Set problem:
Copy the listing from its first line through the line containing "row-number: 312 xyxy=(30,88,80,111)", and swap "row-number" for "row-index" wherever it appears. Leave everything else unchanged.

Data in this exercise:
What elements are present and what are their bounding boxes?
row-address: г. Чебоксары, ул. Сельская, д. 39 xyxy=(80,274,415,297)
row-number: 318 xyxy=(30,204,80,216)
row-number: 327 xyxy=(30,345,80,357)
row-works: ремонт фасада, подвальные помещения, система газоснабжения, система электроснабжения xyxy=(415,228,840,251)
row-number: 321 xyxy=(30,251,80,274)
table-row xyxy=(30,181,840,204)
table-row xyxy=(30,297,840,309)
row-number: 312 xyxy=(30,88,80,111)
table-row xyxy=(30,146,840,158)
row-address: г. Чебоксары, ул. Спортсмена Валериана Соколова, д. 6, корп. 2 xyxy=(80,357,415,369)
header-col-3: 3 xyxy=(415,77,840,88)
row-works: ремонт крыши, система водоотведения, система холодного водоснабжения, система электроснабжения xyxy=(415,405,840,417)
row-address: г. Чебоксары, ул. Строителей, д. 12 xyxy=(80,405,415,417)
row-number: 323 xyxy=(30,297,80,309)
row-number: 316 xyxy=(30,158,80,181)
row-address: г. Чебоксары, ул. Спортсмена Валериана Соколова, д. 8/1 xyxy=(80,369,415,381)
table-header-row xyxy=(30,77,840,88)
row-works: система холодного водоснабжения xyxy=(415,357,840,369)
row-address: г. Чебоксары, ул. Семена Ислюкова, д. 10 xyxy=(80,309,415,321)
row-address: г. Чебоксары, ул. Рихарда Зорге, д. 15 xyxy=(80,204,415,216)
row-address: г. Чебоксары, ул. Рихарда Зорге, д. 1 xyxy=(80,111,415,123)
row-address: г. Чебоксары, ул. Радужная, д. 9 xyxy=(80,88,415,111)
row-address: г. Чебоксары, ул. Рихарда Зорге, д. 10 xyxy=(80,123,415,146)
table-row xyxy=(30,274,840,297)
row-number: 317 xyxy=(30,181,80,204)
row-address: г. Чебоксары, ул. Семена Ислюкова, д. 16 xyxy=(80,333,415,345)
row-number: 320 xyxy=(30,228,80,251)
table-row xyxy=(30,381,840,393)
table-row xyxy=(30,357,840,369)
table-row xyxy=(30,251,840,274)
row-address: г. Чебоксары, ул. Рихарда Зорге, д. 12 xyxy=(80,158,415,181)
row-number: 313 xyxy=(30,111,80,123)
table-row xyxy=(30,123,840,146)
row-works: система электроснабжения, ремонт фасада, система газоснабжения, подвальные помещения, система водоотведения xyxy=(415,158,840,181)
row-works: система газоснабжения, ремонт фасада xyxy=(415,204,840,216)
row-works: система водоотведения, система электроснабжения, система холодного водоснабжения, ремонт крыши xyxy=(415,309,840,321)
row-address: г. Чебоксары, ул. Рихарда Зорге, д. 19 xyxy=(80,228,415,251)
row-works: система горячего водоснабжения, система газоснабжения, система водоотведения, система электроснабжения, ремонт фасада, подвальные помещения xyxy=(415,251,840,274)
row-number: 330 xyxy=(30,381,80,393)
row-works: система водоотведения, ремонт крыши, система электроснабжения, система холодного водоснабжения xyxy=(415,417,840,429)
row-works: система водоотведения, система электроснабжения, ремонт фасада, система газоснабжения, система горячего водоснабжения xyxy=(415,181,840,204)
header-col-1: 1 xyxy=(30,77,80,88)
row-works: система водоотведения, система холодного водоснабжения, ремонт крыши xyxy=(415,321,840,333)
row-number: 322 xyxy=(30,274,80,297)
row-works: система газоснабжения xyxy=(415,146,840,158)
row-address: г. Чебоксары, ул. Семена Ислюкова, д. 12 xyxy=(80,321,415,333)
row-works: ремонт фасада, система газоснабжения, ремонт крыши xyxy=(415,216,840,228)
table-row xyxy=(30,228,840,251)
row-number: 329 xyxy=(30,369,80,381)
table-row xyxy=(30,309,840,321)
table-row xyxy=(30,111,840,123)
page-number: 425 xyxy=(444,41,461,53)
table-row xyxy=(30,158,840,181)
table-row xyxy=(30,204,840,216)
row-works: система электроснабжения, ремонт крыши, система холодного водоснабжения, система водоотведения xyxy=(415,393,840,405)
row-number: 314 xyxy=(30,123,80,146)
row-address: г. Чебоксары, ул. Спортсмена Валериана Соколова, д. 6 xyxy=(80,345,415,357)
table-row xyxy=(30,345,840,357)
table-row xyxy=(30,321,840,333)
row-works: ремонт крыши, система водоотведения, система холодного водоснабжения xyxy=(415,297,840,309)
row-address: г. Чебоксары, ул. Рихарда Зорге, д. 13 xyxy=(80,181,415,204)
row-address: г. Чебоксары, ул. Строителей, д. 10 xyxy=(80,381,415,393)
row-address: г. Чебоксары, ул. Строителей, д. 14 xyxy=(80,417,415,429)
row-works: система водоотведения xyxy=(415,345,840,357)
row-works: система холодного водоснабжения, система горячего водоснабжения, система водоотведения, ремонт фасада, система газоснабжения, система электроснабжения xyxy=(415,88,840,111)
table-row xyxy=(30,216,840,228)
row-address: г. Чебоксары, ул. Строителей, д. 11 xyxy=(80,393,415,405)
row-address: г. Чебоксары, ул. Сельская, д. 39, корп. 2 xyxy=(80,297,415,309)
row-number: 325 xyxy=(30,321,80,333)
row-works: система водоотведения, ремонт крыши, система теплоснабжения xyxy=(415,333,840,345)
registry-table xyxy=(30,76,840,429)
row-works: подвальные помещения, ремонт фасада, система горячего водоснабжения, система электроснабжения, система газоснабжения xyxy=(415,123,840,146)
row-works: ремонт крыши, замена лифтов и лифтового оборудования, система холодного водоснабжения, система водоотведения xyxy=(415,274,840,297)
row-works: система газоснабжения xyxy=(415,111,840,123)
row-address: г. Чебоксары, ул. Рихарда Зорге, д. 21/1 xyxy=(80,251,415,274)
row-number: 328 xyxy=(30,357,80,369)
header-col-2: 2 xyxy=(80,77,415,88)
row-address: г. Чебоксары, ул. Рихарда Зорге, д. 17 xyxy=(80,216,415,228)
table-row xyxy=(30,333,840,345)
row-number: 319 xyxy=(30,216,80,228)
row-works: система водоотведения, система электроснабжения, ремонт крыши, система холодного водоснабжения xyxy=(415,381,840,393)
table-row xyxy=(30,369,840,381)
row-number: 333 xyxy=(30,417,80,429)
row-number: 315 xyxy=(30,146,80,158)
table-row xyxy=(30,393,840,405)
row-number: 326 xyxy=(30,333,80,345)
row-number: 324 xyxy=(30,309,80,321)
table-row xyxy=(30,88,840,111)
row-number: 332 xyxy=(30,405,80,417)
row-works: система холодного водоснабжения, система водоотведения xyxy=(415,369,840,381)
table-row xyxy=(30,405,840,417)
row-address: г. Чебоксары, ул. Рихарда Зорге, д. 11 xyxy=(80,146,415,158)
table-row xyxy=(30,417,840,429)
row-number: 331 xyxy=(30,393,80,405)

Answer to this problem:
What elements are present and what are their bounding boxes?
row-address: г. Чебоксары, ул. Сельская, д. 39 xyxy=(80,274,415,297)
row-index: 318 xyxy=(30,204,80,216)
row-index: 327 xyxy=(30,345,80,357)
row-works: ремонт фасада, подвальные помещения, система газоснабжения, система электроснабжения xyxy=(415,228,840,251)
row-index: 321 xyxy=(30,251,80,274)
table-row xyxy=(30,181,840,204)
table-row xyxy=(30,297,840,309)
row-index: 312 xyxy=(30,88,80,111)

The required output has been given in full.